> [Recorded information]
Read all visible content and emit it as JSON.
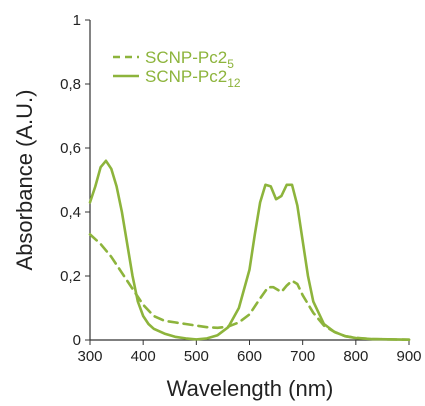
{
  "chart_data": {
    "type": "line",
    "title": "",
    "xlabel": "Wavelength (nm)",
    "ylabel": "Absorbance (A.U.)",
    "xlim": [
      300,
      900
    ],
    "ylim": [
      0,
      1
    ],
    "xticks": [
      300,
      400,
      500,
      600,
      700,
      800,
      900
    ],
    "yticks": [
      {
        "value": 0,
        "label": "0"
      },
      {
        "value": 0.2,
        "label": "0,2"
      },
      {
        "value": 0.4,
        "label": "0,4"
      },
      {
        "value": 0.6,
        "label": "0,6"
      },
      {
        "value": 0.8,
        "label": "0,8"
      },
      {
        "value": 1,
        "label": "1"
      }
    ],
    "grid": false,
    "legend_position": "top-left",
    "color": "#8db43c",
    "series": [
      {
        "name": "SCNP-Pc2",
        "subscript": "5",
        "style": "dashed",
        "x": [
          300,
          320,
          340,
          360,
          380,
          400,
          420,
          440,
          460,
          480,
          500,
          520,
          540,
          560,
          580,
          600,
          620,
          635,
          645,
          660,
          670,
          680,
          690,
          700,
          720,
          740,
          760,
          780,
          800,
          830,
          860,
          900
        ],
        "y": [
          0.33,
          0.3,
          0.26,
          0.21,
          0.16,
          0.11,
          0.075,
          0.06,
          0.055,
          0.05,
          0.045,
          0.04,
          0.038,
          0.042,
          0.055,
          0.08,
          0.13,
          0.165,
          0.165,
          0.15,
          0.17,
          0.185,
          0.175,
          0.14,
          0.085,
          0.045,
          0.025,
          0.012,
          0.007,
          0.003,
          0.002,
          0.001
        ]
      },
      {
        "name": "SCNP-Pc2",
        "subscript": "12",
        "style": "solid",
        "x": [
          300,
          310,
          320,
          330,
          340,
          350,
          360,
          370,
          380,
          390,
          400,
          410,
          420,
          440,
          460,
          480,
          500,
          520,
          540,
          560,
          580,
          600,
          610,
          620,
          630,
          640,
          650,
          660,
          670,
          680,
          690,
          700,
          710,
          720,
          740,
          760,
          780,
          800,
          830,
          860,
          900
        ],
        "y": [
          0.43,
          0.48,
          0.54,
          0.56,
          0.535,
          0.48,
          0.4,
          0.3,
          0.2,
          0.12,
          0.075,
          0.05,
          0.035,
          0.02,
          0.01,
          0.005,
          0.002,
          0.005,
          0.015,
          0.04,
          0.1,
          0.22,
          0.33,
          0.43,
          0.485,
          0.48,
          0.44,
          0.45,
          0.485,
          0.485,
          0.42,
          0.31,
          0.2,
          0.12,
          0.05,
          0.025,
          0.012,
          0.006,
          0.003,
          0.002,
          0.001
        ]
      }
    ]
  }
}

> [What you have to do]
Find the word "value" in the data and copy out each line where it turns up.

> [Exercise solution]
        "value": 0,
        "value": 0.2,
        "value": 0.4,
        "value": 0.6,
        "value": 0.8,
        "value": 1,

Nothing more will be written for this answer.